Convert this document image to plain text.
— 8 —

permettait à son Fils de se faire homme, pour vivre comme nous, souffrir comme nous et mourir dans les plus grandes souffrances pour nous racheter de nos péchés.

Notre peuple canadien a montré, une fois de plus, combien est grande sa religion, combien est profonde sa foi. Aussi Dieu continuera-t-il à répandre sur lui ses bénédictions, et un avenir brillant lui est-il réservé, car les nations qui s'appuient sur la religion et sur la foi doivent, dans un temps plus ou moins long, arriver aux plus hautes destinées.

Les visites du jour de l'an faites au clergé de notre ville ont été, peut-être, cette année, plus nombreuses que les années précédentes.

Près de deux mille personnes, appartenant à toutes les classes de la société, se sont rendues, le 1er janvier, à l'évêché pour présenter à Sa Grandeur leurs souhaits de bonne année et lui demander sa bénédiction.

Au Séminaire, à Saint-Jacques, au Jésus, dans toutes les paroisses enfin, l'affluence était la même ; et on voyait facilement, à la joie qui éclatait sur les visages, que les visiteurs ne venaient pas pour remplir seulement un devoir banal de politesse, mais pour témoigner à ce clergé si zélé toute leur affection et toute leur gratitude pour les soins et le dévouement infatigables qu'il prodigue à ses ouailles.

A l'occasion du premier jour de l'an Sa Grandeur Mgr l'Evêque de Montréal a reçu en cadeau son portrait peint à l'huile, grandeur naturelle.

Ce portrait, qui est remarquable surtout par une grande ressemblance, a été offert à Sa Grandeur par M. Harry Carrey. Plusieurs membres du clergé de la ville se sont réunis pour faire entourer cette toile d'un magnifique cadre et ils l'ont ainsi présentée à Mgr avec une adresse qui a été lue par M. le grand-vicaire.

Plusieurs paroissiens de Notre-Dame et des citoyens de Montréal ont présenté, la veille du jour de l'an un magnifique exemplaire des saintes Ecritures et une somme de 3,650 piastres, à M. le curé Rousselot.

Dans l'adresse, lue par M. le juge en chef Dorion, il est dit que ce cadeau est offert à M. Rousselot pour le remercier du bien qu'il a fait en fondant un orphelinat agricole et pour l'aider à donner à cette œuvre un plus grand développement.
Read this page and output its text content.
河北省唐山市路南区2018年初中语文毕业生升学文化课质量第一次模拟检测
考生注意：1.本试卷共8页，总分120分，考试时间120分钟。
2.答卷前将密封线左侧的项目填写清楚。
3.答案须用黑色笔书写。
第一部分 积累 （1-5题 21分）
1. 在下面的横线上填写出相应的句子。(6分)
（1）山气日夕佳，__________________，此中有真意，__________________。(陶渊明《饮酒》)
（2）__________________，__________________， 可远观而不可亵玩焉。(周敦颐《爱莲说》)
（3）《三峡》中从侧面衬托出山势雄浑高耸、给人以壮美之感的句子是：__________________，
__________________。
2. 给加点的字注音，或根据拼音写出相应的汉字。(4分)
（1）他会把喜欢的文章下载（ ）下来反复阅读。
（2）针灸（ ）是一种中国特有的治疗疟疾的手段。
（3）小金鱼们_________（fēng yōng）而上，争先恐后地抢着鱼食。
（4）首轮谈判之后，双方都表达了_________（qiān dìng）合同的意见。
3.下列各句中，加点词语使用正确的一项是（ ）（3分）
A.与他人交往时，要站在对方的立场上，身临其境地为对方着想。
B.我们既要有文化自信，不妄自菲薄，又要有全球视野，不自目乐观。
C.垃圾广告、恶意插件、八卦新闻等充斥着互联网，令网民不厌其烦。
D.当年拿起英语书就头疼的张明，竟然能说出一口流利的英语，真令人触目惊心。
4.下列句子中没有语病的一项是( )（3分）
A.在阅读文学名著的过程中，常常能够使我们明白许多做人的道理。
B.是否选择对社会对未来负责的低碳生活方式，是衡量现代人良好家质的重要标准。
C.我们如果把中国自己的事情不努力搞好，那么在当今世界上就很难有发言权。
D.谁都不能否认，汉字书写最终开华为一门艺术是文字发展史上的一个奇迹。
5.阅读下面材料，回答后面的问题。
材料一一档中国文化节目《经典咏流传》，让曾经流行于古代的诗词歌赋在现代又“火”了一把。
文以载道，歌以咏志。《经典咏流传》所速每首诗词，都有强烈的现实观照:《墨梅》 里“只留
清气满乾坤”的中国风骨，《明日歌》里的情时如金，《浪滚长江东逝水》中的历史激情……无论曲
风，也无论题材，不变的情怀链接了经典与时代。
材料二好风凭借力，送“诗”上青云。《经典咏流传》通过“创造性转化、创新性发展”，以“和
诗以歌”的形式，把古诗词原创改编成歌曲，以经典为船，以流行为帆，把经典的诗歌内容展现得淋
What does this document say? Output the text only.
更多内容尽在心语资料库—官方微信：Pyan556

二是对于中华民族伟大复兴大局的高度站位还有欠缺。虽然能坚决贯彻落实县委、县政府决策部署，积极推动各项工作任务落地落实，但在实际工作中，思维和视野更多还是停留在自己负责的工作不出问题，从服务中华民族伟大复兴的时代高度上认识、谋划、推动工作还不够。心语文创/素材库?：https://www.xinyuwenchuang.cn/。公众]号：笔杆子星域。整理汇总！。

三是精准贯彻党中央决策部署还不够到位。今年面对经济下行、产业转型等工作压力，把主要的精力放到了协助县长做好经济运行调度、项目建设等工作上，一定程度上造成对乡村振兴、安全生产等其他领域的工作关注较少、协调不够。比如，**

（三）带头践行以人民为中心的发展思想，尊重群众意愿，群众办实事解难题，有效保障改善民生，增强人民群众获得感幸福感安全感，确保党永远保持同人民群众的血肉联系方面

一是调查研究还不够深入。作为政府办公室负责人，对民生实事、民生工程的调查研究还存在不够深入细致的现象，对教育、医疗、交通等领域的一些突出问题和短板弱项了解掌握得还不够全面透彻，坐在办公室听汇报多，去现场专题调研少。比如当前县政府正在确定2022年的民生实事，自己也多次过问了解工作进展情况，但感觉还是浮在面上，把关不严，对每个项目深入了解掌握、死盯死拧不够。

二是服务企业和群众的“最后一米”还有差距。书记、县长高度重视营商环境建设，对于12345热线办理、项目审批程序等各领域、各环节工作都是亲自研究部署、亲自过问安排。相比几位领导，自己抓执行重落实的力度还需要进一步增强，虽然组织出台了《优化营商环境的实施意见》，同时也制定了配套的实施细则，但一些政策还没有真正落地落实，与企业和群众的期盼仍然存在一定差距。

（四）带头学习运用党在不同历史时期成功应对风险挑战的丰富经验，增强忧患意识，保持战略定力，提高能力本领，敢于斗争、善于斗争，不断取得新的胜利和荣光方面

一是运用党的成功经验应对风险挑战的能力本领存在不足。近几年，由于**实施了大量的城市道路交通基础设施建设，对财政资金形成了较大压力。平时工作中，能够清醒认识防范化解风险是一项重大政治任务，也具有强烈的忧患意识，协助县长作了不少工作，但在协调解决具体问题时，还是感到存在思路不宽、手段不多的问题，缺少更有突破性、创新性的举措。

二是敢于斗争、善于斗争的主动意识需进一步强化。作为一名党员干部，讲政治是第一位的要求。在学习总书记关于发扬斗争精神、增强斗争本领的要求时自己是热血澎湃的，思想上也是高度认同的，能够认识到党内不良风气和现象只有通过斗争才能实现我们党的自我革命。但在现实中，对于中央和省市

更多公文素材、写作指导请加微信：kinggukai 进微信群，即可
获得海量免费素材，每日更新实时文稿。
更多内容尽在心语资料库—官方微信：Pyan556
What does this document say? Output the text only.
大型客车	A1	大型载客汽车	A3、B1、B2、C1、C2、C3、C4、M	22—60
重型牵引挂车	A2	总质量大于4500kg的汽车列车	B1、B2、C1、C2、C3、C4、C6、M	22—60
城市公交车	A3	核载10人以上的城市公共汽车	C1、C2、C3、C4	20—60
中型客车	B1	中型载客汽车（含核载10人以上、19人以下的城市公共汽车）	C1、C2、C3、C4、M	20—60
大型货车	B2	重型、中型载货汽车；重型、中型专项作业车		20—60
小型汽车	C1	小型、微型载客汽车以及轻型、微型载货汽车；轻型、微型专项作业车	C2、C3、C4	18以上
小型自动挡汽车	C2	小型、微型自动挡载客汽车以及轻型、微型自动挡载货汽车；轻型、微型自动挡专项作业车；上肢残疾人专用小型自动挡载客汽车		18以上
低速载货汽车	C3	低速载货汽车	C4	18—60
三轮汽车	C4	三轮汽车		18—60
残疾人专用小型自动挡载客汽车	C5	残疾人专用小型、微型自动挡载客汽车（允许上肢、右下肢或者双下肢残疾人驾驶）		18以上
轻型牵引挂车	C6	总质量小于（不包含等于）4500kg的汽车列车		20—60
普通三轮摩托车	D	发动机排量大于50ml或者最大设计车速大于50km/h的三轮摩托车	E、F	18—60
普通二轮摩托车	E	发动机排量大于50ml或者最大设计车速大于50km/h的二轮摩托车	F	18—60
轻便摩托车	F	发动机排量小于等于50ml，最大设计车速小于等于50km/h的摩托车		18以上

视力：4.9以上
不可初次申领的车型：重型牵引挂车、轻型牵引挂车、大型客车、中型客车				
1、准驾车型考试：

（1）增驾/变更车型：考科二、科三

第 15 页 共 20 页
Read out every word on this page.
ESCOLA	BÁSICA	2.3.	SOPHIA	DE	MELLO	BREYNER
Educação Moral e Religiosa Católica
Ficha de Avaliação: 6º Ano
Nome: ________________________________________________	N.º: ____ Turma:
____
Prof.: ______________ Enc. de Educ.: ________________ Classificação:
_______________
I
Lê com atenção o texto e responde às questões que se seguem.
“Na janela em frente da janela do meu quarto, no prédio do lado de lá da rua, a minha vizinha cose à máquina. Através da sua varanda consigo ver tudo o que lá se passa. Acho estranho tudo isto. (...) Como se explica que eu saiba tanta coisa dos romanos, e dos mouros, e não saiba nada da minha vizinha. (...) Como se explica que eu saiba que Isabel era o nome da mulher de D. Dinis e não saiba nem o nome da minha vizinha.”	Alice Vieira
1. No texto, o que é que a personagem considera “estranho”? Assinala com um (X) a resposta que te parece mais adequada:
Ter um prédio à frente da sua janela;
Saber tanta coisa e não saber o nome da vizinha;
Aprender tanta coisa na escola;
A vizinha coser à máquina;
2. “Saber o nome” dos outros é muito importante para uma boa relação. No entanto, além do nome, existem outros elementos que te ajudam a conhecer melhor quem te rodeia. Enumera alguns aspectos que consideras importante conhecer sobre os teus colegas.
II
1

Problem description -> Single out each line of the records above with the string "中型客车" in it, and copy it.

Answer for this exercise ->
中型客车	B1	中型载客汽车（含核载10人以上、19人以下的城市公共汽车）	C1、C2、C3、C4、M	20—60
不可初次申领的车型：重型牵引挂车、轻型牵引挂车、大型客车、中型客车				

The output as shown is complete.